[Data excerpts]
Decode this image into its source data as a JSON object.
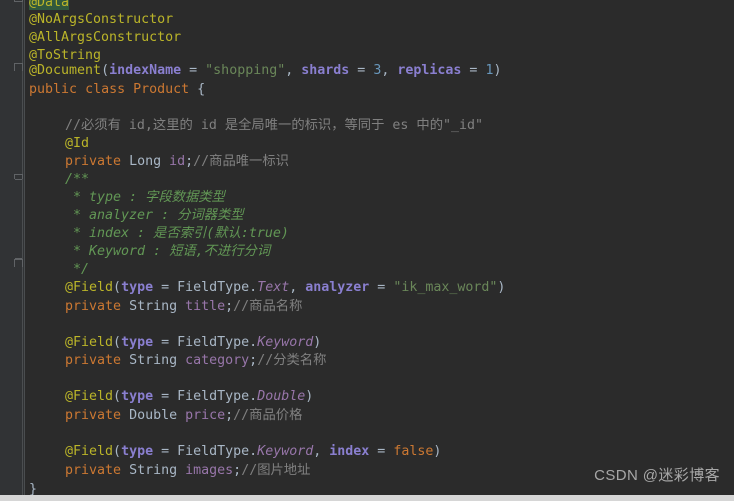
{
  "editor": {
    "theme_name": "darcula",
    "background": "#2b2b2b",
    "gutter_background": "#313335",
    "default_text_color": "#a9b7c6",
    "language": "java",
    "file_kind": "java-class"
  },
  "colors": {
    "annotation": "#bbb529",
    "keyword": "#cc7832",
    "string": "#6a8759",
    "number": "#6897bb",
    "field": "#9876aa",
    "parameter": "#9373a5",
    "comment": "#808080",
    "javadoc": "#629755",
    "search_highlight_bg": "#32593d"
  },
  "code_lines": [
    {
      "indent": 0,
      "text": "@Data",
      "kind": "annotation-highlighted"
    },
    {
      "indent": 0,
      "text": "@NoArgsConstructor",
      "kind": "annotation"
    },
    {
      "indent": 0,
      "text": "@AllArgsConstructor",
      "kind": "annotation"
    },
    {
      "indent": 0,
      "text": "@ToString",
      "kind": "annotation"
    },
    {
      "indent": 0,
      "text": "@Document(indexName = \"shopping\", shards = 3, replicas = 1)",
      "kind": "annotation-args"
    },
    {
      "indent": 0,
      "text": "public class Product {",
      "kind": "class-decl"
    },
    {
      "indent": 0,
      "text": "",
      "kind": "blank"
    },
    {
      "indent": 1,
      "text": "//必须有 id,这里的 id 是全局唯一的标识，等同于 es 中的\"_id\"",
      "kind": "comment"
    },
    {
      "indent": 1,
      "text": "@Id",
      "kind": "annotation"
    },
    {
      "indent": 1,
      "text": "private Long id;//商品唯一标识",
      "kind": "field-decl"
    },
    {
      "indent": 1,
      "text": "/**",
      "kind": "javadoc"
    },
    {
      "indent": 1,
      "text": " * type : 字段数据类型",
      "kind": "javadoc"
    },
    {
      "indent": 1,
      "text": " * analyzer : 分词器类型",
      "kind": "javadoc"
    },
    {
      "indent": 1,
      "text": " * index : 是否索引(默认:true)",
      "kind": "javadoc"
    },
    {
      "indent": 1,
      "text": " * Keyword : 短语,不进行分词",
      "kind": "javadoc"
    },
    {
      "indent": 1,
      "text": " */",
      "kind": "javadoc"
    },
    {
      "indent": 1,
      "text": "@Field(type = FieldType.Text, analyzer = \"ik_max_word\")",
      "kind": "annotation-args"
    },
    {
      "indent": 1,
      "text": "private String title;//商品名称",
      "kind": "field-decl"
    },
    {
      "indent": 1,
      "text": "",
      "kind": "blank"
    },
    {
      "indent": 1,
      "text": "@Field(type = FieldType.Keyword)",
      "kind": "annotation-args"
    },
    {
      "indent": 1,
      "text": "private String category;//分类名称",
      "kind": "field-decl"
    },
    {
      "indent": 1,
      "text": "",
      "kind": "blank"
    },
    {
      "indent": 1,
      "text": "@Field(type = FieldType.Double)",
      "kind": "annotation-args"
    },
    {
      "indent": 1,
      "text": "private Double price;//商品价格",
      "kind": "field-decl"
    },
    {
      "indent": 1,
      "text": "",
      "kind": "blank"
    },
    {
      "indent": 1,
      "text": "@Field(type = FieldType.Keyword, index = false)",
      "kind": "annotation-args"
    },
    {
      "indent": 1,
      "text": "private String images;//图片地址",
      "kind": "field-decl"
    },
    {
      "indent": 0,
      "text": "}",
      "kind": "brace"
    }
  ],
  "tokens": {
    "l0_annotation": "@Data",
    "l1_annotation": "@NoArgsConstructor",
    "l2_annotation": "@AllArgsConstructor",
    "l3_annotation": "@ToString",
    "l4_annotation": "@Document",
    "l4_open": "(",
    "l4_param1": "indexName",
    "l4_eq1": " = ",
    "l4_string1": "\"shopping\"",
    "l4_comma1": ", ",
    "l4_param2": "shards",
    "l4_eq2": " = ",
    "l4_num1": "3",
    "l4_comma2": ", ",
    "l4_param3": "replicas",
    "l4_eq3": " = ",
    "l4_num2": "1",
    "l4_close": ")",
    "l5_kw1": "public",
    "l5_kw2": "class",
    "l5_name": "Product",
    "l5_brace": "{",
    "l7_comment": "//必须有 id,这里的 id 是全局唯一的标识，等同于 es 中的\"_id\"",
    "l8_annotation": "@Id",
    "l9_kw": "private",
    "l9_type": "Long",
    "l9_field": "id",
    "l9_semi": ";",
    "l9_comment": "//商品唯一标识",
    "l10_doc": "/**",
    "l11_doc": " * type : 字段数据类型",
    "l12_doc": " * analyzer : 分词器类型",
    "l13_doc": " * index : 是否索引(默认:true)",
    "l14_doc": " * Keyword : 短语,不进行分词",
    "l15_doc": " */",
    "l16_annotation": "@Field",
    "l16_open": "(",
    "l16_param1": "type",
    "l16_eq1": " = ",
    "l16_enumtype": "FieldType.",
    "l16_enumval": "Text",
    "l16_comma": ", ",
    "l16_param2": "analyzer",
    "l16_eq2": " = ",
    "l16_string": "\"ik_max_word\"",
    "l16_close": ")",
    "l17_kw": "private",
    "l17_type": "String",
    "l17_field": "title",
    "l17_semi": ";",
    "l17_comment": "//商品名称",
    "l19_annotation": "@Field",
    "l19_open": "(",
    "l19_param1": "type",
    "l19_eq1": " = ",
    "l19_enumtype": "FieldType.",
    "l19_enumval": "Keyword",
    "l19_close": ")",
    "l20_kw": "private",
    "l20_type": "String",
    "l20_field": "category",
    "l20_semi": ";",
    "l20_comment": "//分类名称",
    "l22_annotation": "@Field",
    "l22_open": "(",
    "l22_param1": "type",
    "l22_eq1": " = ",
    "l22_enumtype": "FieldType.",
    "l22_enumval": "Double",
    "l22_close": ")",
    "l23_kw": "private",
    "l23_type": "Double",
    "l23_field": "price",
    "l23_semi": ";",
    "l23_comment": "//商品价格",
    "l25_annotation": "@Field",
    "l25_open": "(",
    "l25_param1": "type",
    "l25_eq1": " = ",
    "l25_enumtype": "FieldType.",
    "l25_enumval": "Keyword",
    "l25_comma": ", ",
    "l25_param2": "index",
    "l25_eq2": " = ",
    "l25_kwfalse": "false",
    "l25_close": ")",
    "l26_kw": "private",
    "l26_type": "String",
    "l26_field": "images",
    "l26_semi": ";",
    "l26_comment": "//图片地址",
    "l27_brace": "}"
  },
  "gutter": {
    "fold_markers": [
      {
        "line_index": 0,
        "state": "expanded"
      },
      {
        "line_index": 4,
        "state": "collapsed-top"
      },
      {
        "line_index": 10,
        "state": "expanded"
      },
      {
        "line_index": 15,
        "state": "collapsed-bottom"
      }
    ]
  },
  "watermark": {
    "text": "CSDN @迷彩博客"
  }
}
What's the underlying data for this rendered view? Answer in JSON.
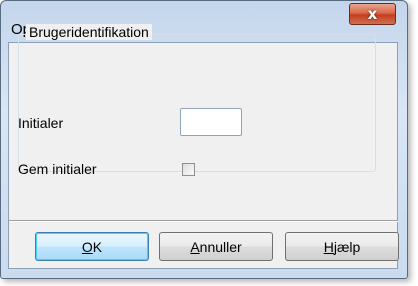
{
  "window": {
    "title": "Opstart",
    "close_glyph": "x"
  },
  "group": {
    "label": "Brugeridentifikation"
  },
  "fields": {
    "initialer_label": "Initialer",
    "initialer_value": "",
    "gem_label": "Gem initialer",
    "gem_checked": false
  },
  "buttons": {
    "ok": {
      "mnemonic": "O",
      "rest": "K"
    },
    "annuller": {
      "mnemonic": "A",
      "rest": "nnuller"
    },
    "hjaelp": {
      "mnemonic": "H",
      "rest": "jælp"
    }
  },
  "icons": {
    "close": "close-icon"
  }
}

→ **SHORT EXERCISE**
Take the line containing "What's the underlying" through the last line of the material and retype exactly those lines, both ends included, with no pictures.

→ **RESPONSE BELOW**
What's the underlying data for this rendered view? Answer in JSON.
{
  "window": {
    "title": "Opstart",
    "close_glyph": "x"
  },
  "group": {
    "label": "Brugeridentifikation"
  },
  "fields": {
    "initialer_label": "Initialer",
    "initialer_value": "",
    "gem_label": "Gem initialer",
    "gem_checked": false
  },
  "buttons": {
    "ok": {
      "mnemonic": "O",
      "rest": "K"
    },
    "annuller": {
      "mnemonic": "A",
      "rest": "nnuller"
    },
    "hjaelp": {
      "mnemonic": "H",
      "rest": "jælp"
    }
  },
  "icons": {
    "close": "close-icon"
  }
}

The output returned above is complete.